STATED EXERCISE: Using the material below, copy every line where "brain" appears.

** Begin THE DATA **

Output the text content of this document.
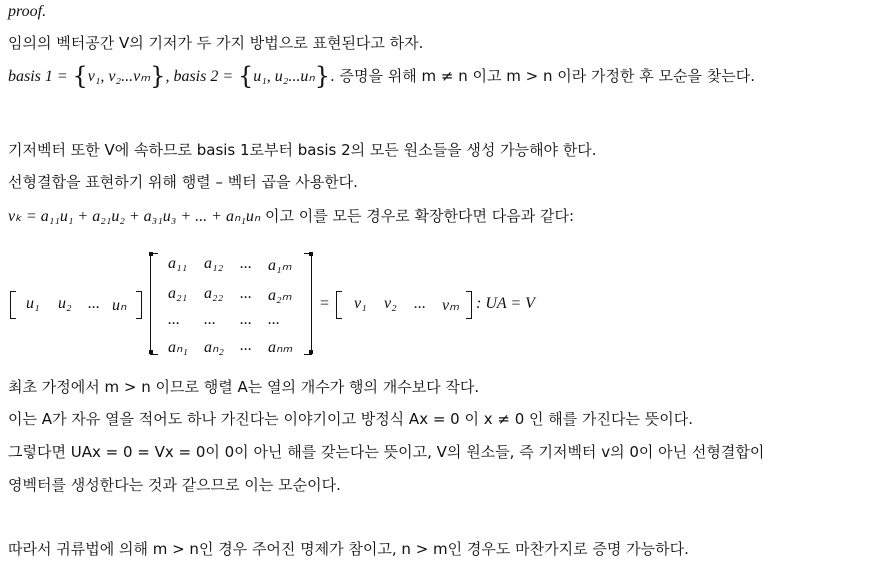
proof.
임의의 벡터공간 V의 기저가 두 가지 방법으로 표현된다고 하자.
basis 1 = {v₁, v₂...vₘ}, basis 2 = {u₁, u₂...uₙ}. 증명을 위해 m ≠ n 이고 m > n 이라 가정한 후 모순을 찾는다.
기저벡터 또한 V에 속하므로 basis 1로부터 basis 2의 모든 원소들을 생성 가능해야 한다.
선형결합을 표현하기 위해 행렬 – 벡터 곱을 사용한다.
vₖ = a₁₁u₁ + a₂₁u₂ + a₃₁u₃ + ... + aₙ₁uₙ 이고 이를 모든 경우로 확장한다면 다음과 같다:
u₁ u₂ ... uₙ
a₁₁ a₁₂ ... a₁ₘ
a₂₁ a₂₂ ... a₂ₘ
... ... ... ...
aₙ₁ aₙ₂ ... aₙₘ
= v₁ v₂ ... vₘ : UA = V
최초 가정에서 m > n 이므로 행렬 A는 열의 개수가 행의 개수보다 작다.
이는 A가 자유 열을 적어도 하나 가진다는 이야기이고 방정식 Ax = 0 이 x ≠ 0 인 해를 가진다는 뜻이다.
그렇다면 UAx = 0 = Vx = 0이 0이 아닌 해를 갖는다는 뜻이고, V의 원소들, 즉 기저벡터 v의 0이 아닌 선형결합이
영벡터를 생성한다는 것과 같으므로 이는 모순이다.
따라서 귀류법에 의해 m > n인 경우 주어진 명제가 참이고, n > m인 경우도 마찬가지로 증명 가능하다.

** End THE DATA **
** Begin THE DATA **

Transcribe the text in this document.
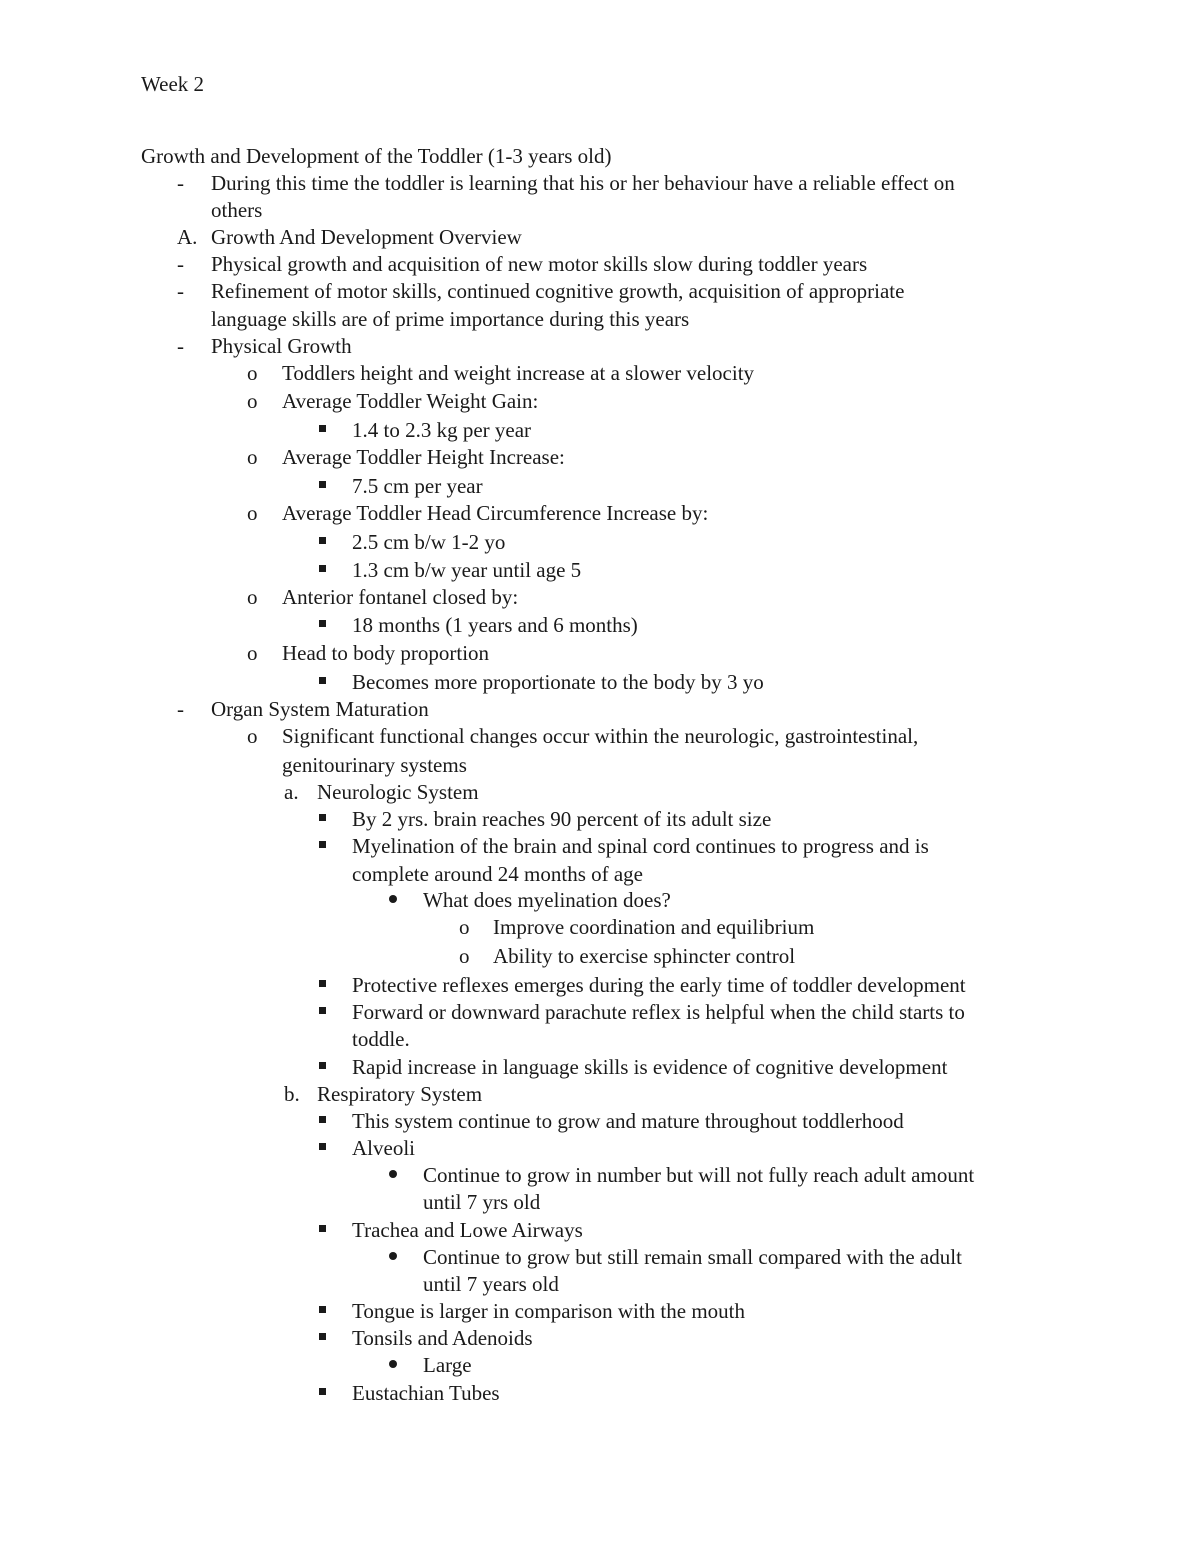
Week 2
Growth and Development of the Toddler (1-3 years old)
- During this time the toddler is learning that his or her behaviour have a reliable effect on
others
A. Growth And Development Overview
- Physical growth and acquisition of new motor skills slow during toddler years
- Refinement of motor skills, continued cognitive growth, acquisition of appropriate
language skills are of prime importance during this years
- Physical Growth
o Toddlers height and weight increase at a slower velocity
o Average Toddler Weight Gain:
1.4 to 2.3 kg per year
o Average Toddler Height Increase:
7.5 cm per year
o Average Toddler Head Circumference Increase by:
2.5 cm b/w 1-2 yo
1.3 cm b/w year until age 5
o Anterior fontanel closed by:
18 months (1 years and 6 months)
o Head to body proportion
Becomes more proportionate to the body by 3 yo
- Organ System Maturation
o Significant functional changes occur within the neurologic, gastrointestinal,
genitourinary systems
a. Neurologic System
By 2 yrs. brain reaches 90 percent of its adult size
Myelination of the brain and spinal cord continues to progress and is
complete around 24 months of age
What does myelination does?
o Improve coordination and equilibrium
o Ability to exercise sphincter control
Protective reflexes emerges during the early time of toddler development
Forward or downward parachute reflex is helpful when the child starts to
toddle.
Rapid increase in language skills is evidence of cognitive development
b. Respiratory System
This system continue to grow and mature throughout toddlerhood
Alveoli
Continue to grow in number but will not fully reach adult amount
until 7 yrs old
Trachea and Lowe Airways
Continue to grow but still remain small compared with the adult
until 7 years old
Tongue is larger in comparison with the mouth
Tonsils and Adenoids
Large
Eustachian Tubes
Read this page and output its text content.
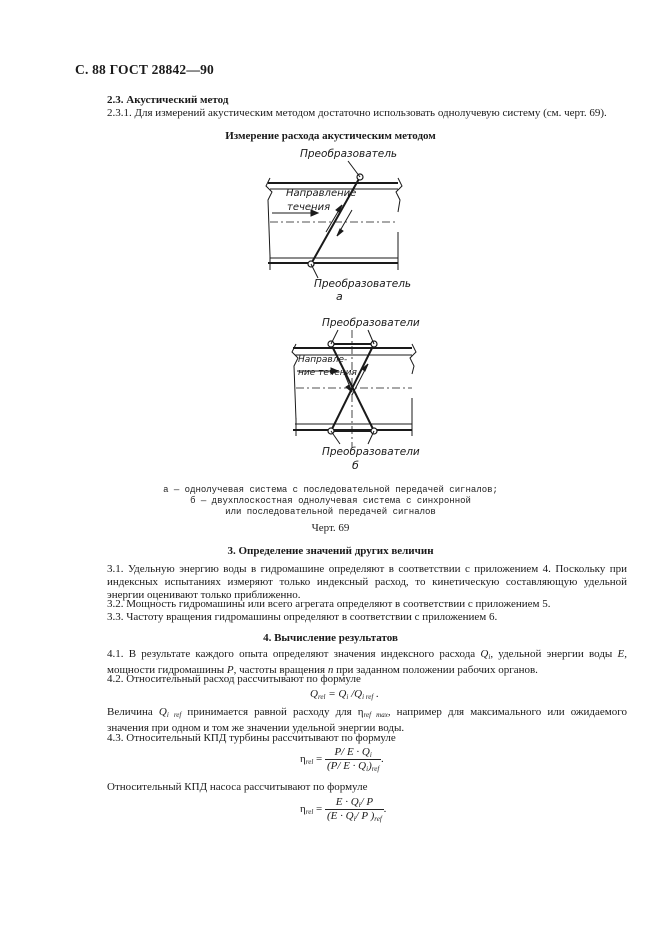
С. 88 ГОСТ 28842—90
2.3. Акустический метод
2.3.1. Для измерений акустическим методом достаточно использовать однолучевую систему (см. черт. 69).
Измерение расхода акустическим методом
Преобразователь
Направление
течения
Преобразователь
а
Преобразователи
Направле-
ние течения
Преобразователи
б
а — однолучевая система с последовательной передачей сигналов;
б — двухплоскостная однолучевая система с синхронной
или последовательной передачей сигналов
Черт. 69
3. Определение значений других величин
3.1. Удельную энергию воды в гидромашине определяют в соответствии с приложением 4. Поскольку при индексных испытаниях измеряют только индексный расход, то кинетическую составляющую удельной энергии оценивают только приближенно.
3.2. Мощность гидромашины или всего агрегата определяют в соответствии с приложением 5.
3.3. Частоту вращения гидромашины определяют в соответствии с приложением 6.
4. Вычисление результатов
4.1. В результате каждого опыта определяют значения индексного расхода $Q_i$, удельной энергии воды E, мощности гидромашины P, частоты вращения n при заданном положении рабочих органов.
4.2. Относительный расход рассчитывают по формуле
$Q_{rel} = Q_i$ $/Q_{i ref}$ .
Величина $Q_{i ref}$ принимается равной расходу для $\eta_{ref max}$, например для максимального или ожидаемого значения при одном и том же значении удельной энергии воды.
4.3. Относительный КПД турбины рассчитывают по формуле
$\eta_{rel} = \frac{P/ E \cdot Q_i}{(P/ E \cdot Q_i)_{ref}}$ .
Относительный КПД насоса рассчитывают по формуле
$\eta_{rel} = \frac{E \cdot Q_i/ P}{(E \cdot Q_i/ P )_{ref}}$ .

** End THE DATA **
** Begin THE DATA **

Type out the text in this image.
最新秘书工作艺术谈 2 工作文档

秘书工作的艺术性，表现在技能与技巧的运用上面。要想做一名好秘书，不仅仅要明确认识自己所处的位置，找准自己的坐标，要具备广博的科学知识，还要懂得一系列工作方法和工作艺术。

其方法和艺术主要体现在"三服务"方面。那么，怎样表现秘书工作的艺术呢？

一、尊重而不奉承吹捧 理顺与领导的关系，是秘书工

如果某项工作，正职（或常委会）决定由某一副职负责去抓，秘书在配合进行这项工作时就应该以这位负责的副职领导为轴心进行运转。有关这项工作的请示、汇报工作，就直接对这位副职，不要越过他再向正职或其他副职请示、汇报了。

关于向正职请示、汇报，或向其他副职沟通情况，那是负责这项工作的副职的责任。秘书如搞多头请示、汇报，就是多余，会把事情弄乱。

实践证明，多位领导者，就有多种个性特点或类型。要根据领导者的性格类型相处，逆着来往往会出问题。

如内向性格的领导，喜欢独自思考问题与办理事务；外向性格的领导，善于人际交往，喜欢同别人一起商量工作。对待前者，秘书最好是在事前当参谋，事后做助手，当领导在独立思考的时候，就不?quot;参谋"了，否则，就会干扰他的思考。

** End THE DATA **

OUTPUT OF THE EXERCISE:
By 2 yrs. brain reaches 90 percent of its adult size
Myelination of the brain and spinal cord continues to progress and is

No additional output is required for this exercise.